# Aim of the task
Wherever the string "随机分为对照组与观察组" occurs in a line of these records, report that line.

[Saved entries]
---------------

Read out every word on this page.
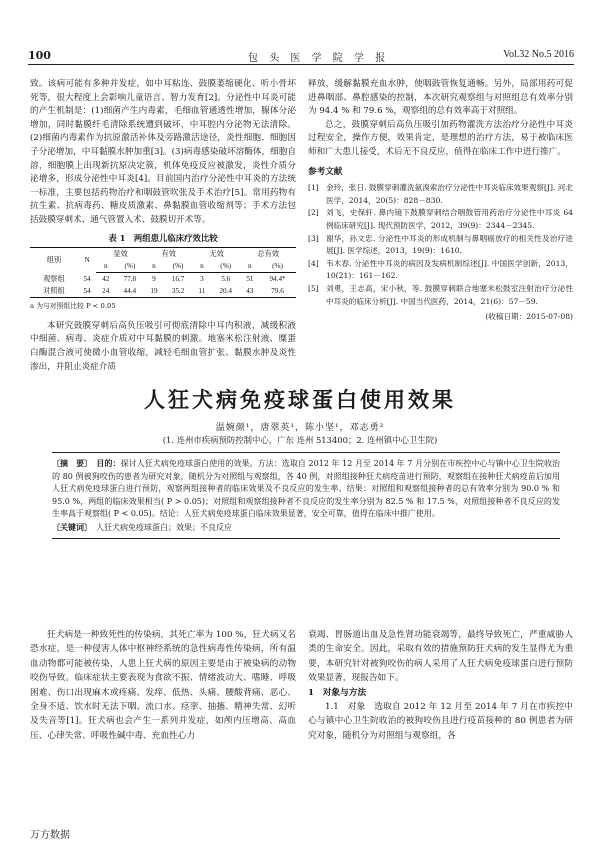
100	包 头 医 学 院 学 报	Vol.32 No.5 2016

致。该病可能有多种并发症，如中耳粘连、鼓膜萎缩硬化、听小骨坏死等，很大程度上会影响儿童语言、智力发育[2]。分泌性中耳炎可能的产生机制是：(1)细菌产生内毒素，毛细血管通透性增加，腺体分泌增加，同时黏膜纤毛清除系统遭到破坏，中耳腔内分泌物无法清除。(2)细菌内毒素作为抗原激活补体及旁路激活途径，炎性细胞、细胞因子分泌增加，中耳黏膜水肿加重[3]。(3)病毒感染破坏溶酶体，细胞自溶，细胞膜上出现新抗原决定簇，机体免疫反应被激发，炎性介质分泌增多，形成分泌性中耳炎[4]。目前国内治疗分泌性中耳炎的方法统一标准，主要包括药物治疗和咽鼓管吹张及手术治疗[5]。常用药物有抗生素、抗病毒药、糖皮质激素、鼻黏膜血管收缩剂等；手术方法包括鼓膜穿刺术、通气管置入术、鼓膜切开术等。

表 1　两组患儿临床疗效比较
组别	N	显效		有效		无效		总有效	
		n	(%)	n	(%)	n	(%)	n	(%)
观察组	54	42	77.8	9	16.7	3	5.6	51	94.4*
对照组	54	24	44.4	19	35.2	11	20.4	43	79.6
a 为与对照组比较 P < 0.05

本研究鼓膜穿刺后高负压吸引可彻底清除中耳内积液，减缓积液中细菌、病毒、炎症介质对中耳黏膜的刺激。地塞米松注射液、糜蛋白酶混合液可使微小血管收缩，减轻毛细血管扩张、黏膜水肿及炎性渗出，并阻止炎症介质

释放，缓解黏膜充血水肿，使咽鼓管恢复通畅。另外，局部用药可促进鼻咽部、鼻腔感染的控制，本次研究观察组与对照组总有效率分别为 94.4 % 和 79.6 %，观察组的总有效率高于对照组。

总之，鼓膜穿刺后高负压吸引加药物灌洗方法治疗分泌性中耳炎过程安全，操作方便，效果肯定，是理想的治疗方法，易于被临床医师和广大患儿接受，术后无不良反应，值得在临床工作中进行推广。

参考文献
[1] 金玲，张日. 鼓膜穿刺灌洗氨溴索治疗分泌性中耳炎临床效果观察[J]. 河北医学，2014，20(5)：828－830.
[2] 刘飞，史保轩. 鼻内镜下鼓膜穿刺结合咽鼓管用药治疗分泌性中耳炎 64 例临床研究[J]. 现代预防医学，2012，39(9)：2344－2345.
[3] 谢华，孙文忠. 分泌性中耳炎的形成机制与鼻咽癌放疗的相关性及治疗进展[J]. 医学综述，2013，19(9)：1610.
[4] 韦木春. 分泌性中耳炎的病因及发病机制综述[J]. 中国医学创新，2013，10(21)：161－162.
[5] 刘勇，王志高，宋小秋，等. 鼓膜穿刺联合地塞米松鼓室注射治疗分泌性中耳炎的临床分析[J]. 中国当代医药，2014，21(6)：57－59.
(收稿日期：2015-07-08)
人狂犬病免疫球蛋白使用效果
温婉颜¹，唐翠英¹，陈小坚¹，邓志勇²
(1. 连州市疾病预防控制中心，广东 连州 513400；2. 连州镇中心卫生院)

〔摘　要〕　 目的：探讨人狂犬病免疫球蛋白使用的效果。方法：选取自 2012 年 12 月至 2014 年 7 月分别在市疾控中心与镇中心卫生院收治的 80 例被狗咬伤的患者为研究对象，随机分为对照组与观察组，各 40 例，对照组接种狂犬病疫苗进行预防，观察组在接种狂犬病疫苗后加用人狂犬病免疫球蛋白进行预防，观察两组接种者的临床效果及不良反应的发生率。结果：对照组和观察组接种者的总有效率分别为 90.0 % 和 95.0 %，两组的临床效果相当( P > 0.05)；对照组和观察组接种者不良反应的发生率分别为 82.5 % 和 17.5 %，对照组接种者不良反应的发生率高于观察组( P < 0.05)。结论：人狂犬病免疫球蛋白临床效果显著，安全可靠，值得在临床中推广使用。

〔关键词〕　 人狂犬病免疫球蛋白；效果；不良反应

狂犬病是一种致死性的传染病，其死亡率为 100 %，狂犬病又名恐水症，是一种侵害人体中枢神经系统的急性病毒性传染病，所有温血动物都可能被传染，人患上狂犬病的原因主要是由于被染病的动物咬伤导致。临床症状主要表现为食欲不振、情绪波动大、嗜睡、呼吸困难、伤口出现麻木或疼痛、发痒、低热、头痛、腰酸背痛、恶心、全身不适、饮水时无法下咽、流口水、痉挛、抽搐、精神失常、幻听及失音等[1]。狂犬病也会产生一系列并发症，如颅内压增高、高血压、心律失常、呼吸性碱中毒、充血性心力

衰竭、胃肠道出血及急性肾功能衰竭等，最终导致死亡，严重威胁人类的生命安全。因此，采取有效的措施预防狂犬病的发生显得尤为重要，本研究针对被狗咬伤的病人采用了人狂犬病免疫球蛋白进行预防效果显著，现报告如下。

1　对象与方法

1.1　对象　选取自 2012 年 12 月至 2014 年 7 月在市疾控中心与镇中心卫生院收治的被狗咬伤且进行疫苗接种的 80 例患者为研究对象，随机分为对照组与观察组，各

万方数据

---------------

# Task response
〔摘　要〕　 目的：探讨人狂犬病免疫球蛋白使用的效果。方法：选取自 2012 年 12 月至 2014 年 7 月分别在市疾控中心与镇中心卫生院收治的 80 例被狗咬伤的患者为研究对象，随机分为对照组与观察组，各 40 例，对照组接种狂犬病疫苗进行预防，观察组在接种狂犬病疫苗后加用人狂犬病免疫球蛋白进行预防，观察两组接种者的临床效果及不良反应的发生率。结果：对照组和观察组接种者的总有效率分别为 90.0 % 和 95.0 %，两组的临床效果相当( P > 0.05)；对照组和观察组接种者不良反应的发生率分别为 82.5 % 和 17.5 %，对照组接种者不良反应的发生率高于观察组( P < 0.05)。结论：人狂犬病免疫球蛋白临床效果显著，安全可靠，值得在临床中推广使用。
1.1　对象　选取自 2012 年 12 月至 2014 年 7 月在市疾控中心与镇中心卫生院收治的被狗咬伤且进行疫苗接种的 80 例患者为研究对象，随机分为对照组与观察组，各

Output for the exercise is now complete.